* **Items listed in a dataset**:
======
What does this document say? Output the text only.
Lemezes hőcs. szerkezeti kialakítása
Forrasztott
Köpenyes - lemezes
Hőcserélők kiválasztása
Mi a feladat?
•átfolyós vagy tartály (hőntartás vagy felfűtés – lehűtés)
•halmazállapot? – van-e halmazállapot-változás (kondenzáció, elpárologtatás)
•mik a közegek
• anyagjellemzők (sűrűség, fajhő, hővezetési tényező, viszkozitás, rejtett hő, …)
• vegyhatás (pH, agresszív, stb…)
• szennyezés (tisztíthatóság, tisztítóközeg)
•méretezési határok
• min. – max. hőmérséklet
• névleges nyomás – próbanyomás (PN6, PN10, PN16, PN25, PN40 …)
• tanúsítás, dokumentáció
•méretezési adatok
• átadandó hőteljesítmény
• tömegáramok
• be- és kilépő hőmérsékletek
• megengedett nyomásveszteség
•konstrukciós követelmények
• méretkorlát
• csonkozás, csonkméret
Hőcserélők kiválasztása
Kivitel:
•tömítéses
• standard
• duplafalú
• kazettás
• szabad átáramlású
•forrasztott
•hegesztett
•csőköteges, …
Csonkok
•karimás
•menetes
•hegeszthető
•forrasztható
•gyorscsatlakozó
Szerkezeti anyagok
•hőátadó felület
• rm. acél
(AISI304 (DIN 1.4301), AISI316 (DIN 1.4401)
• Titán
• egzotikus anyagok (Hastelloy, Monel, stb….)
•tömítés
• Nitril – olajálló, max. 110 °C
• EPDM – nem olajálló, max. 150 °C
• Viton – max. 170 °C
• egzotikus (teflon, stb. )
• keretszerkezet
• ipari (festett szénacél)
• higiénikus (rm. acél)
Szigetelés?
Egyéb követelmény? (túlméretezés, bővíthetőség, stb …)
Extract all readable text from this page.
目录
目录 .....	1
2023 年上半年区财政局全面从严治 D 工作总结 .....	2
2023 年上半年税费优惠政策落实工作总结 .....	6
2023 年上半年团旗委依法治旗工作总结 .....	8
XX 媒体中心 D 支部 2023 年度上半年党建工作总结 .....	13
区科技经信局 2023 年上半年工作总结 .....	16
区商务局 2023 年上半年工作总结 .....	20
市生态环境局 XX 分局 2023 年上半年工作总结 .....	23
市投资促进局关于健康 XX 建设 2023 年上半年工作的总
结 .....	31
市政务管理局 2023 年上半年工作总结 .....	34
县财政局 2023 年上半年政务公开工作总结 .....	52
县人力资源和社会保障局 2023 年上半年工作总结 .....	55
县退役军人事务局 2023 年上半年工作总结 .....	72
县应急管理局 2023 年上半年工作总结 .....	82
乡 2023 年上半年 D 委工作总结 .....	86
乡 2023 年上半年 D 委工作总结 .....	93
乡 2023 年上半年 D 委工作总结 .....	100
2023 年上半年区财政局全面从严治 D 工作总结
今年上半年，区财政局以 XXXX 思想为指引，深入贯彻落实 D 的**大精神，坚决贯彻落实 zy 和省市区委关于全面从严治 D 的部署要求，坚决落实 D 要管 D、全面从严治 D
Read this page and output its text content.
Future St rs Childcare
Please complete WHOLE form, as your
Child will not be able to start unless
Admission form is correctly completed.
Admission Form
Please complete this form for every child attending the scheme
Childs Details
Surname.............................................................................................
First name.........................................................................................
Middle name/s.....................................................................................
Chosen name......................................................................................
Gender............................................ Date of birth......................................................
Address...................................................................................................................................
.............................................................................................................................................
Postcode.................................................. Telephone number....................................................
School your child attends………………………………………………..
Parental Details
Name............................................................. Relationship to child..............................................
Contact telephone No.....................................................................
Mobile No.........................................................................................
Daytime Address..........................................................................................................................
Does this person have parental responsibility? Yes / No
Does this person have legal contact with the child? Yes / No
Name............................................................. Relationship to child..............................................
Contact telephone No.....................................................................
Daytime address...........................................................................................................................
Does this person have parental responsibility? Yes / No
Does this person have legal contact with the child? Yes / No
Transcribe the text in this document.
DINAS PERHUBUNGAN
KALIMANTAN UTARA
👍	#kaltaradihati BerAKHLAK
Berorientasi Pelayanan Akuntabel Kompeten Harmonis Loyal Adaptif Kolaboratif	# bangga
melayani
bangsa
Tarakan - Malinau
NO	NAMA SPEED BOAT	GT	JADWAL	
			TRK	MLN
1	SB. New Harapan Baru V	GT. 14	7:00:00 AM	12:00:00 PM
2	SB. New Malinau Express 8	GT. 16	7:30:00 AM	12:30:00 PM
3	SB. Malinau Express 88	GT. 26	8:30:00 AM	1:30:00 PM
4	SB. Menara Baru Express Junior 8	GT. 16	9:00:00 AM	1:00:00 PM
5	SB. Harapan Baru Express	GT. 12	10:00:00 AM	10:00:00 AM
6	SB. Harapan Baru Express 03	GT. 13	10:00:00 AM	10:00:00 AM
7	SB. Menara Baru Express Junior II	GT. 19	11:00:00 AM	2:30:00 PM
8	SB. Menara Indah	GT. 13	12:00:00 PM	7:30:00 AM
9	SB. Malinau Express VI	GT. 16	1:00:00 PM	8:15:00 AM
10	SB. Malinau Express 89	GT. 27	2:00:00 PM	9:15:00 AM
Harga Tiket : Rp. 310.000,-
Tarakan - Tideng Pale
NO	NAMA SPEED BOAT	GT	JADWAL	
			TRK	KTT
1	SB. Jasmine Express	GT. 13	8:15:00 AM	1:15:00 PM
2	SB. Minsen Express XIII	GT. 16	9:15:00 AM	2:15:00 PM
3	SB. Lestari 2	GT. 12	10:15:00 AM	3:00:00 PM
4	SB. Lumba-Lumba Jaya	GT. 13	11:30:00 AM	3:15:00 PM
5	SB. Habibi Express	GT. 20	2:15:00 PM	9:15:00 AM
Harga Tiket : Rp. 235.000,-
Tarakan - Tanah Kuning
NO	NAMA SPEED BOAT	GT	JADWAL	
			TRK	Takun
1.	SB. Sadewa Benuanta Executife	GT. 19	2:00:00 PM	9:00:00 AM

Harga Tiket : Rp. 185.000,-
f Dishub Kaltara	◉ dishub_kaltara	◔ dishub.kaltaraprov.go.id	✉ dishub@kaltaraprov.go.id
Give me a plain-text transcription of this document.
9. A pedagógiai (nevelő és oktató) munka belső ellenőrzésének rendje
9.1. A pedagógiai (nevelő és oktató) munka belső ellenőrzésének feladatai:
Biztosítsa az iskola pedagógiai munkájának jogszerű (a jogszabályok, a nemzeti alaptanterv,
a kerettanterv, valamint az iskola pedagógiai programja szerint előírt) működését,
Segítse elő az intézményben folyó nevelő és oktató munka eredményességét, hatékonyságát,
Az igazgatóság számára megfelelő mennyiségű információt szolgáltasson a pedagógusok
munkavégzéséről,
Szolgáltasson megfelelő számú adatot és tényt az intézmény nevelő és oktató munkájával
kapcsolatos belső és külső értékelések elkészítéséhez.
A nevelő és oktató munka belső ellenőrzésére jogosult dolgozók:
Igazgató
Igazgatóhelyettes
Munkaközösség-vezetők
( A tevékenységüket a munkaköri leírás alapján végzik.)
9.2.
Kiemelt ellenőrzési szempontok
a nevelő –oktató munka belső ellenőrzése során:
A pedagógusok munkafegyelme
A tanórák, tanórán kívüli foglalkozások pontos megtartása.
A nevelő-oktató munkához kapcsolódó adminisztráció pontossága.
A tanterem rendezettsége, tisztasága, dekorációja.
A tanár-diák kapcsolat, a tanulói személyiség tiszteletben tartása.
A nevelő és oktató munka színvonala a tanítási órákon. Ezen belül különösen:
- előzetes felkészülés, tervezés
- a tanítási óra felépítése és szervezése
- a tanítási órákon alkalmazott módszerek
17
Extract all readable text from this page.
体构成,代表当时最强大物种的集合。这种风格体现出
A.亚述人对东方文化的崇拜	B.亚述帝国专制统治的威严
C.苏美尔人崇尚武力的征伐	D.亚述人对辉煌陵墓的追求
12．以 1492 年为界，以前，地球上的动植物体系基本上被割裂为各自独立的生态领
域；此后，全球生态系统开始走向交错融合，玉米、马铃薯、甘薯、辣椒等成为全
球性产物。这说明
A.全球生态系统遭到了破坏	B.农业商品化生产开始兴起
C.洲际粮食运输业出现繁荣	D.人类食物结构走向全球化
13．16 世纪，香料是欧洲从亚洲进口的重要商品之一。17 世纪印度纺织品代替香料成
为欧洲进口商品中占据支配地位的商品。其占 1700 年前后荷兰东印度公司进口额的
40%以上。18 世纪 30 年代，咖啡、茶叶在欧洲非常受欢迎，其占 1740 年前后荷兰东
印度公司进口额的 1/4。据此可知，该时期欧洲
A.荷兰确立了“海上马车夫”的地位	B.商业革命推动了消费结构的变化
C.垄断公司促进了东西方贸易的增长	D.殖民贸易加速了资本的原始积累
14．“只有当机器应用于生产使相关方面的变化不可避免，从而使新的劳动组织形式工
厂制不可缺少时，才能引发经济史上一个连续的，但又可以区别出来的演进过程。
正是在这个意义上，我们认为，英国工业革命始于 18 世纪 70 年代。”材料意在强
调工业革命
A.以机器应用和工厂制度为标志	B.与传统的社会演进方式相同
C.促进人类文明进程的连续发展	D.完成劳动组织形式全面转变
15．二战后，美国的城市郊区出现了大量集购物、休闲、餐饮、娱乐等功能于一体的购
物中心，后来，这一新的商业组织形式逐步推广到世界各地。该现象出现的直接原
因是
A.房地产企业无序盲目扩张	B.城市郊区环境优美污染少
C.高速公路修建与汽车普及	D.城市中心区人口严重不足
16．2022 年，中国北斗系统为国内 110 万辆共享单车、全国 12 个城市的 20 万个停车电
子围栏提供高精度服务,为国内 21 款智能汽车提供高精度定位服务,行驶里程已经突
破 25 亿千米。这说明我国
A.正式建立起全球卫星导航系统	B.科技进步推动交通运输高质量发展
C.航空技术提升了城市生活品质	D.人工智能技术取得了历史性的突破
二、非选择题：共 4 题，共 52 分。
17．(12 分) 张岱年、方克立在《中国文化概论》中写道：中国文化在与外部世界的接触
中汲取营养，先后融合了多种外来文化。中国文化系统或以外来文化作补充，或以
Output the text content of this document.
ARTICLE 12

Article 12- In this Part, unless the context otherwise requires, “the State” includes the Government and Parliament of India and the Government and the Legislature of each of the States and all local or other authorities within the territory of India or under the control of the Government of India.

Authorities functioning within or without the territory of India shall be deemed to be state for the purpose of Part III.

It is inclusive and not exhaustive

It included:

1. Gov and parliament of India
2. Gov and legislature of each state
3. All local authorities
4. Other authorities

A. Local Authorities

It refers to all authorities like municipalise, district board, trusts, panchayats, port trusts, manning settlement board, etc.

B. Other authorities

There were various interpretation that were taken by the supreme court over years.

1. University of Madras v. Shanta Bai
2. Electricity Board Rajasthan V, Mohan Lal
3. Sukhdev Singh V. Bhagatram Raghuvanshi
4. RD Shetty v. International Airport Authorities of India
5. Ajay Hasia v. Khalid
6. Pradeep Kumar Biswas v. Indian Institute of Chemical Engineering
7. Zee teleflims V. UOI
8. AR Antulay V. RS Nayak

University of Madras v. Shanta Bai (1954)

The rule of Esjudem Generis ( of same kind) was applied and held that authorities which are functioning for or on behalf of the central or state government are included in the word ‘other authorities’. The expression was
======
* **Exercise aim**:
Where a line holds "Baru", copy it out.

* **Task output**:
1	SB. New Harapan Baru V	GT. 14	7:00:00 AM	12:00:00 PM
4	SB. Menara Baru Express Junior 8	GT. 16	9:00:00 AM	1:00:00 PM
5	SB. Harapan Baru Express	GT. 12	10:00:00 AM	10:00:00 AM
6	SB. Harapan Baru Express 03	GT. 13	10:00:00 AM	10:00:00 AM
7	SB. Menara Baru Express Junior II	GT. 19	11:00:00 AM	2:30:00 PM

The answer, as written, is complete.